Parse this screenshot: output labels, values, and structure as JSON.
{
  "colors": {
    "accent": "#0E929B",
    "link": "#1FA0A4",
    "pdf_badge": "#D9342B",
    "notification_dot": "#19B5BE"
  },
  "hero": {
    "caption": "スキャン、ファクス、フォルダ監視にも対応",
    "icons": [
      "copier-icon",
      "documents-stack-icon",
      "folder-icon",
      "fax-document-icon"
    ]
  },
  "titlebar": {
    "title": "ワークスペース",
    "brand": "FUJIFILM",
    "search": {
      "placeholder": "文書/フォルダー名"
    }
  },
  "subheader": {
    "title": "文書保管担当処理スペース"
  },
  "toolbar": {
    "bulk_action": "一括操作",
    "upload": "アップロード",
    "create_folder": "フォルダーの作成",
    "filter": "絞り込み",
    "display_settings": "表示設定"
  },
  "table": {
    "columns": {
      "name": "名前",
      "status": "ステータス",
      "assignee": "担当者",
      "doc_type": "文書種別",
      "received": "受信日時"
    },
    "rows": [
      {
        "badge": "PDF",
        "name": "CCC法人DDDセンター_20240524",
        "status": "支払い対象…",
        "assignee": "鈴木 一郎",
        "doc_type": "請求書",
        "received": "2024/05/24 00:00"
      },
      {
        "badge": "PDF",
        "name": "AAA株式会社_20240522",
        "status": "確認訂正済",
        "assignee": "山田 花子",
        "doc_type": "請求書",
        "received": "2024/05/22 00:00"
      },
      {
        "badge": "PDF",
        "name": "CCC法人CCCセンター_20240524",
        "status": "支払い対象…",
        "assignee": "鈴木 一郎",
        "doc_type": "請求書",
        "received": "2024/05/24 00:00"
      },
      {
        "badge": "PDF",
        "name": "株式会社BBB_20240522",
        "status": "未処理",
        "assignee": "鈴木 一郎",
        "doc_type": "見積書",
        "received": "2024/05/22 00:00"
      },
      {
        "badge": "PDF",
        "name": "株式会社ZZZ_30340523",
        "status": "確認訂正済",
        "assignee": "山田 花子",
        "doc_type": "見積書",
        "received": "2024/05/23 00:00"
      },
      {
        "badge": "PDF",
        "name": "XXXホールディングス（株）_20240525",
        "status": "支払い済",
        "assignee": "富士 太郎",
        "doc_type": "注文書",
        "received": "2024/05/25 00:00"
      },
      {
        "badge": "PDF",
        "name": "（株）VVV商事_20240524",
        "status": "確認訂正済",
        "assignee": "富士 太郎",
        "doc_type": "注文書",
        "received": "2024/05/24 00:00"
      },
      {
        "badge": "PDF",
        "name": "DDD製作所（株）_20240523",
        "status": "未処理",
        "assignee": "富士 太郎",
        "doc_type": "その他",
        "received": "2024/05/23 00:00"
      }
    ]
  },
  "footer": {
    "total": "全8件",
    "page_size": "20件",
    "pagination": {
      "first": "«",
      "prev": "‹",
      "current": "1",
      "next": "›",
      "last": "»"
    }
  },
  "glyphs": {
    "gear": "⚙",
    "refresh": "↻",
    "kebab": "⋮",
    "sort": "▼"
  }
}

------------------------------------------------------------------------

Every entry must be quoted exactly as it appears above.

- _Exercise answer_:
Parse this screenshot: output labels, values, and structure as JSON.
{
  "colors": {
    "accent": "#0E929B",
    "link": "#1FA0A4",
    "pdf_badge": "#D9342B",
    "notification_dot": "#19B5BE"
  },
  "hero": {
    "caption": "スキャン、ファクス、フォルダ監視にも対応",
    "icons": [
      "copier-icon",
      "documents-stack-icon",
      "folder-icon",
      "fax-document-icon"
    ]
  },
  "titlebar": {
    "title": "ワークスペース",
    "brand": "FUJIFILM",
    "search": {
      "placeholder": "文書/フォルダー名"
    }
  },
  "subheader": {
    "title": "文書保管担当処理スペース"
  },
  "toolbar": {
    "bulk_action": "一括操作",
    "upload": "アップロード",
    "create_folder": "フォルダーの作成",
    "filter": "絞り込み",
    "display_settings": "表示設定"
  },
  "table": {
    "columns": {
      "name": "名前",
      "status": "ステータス",
      "assignee": "担当者",
      "doc_type": "文書種別",
      "received": "受信日時"
    },
    "rows": [
      {
        "badge": "PDF",
        "name": "CCC法人DDDセンター_20240524",
        "status": "支払い対象…",
        "assignee": "鈴木 一郎",
        "doc_type": "請求書",
        "received": "2024/05/24 00:00"
      },
      {
        "badge": "PDF",
        "name": "AAA株式会社_20240522",
        "status": "確認訂正済",
        "assignee": "山田 花子",
        "doc_type": "請求書",
        "received": "2024/05/22 00:00"
      },
      {
        "badge": "PDF",
        "name": "CCC法人CCCセンター_20240524",
        "status": "支払い対象…",
        "assignee": "鈴木 一郎",
        "doc_type": "請求書",
        "received": "2024/05/24 00:00"
      },
      {
        "badge": "PDF",
        "name": "株式会社BBB_20240522",
        "status": "未処理",
        "assignee": "鈴木 一郎",
        "doc_type": "見積書",
        "received": "2024/05/22 00:00"
      },
      {
        "badge": "PDF",
        "name": "株式会社ZZZ_30340523",
        "status": "確認訂正済",
        "assignee": "山田 花子",
        "doc_type": "見積書",
        "received": "2024/05/23 00:00"
      },
      {
        "badge": "PDF",
        "name": "XXXホールディングス（株）_20240525",
        "status": "支払い済",
        "assignee": "富士 太郎",
        "doc_type": "注文書",
        "received": "2024/05/25 00:00"
      },
      {
        "badge": "PDF",
        "name": "（株）VVV商事_20240524",
        "status": "確認訂正済",
        "assignee": "富士 太郎",
        "doc_type": "注文書",
        "received": "2024/05/24 00:00"
      },
      {
        "badge": "PDF",
        "name": "DDD製作所（株）_20240523",
        "status": "未処理",
        "assignee": "富士 太郎",
        "doc_type": "その他",
        "received": "2024/05/23 00:00"
      }
    ]
  },
  "footer": {
    "total": "全8件",
    "page_size": "20件",
    "pagination": {
      "first": "«",
      "prev": "‹",
      "current": "1",
      "next": "›",
      "last": "»"
    }
  },
  "glyphs": {
    "gear": "⚙",
    "refresh": "↻",
    "kebab": "⋮",
    "sort": "▼"
  }
}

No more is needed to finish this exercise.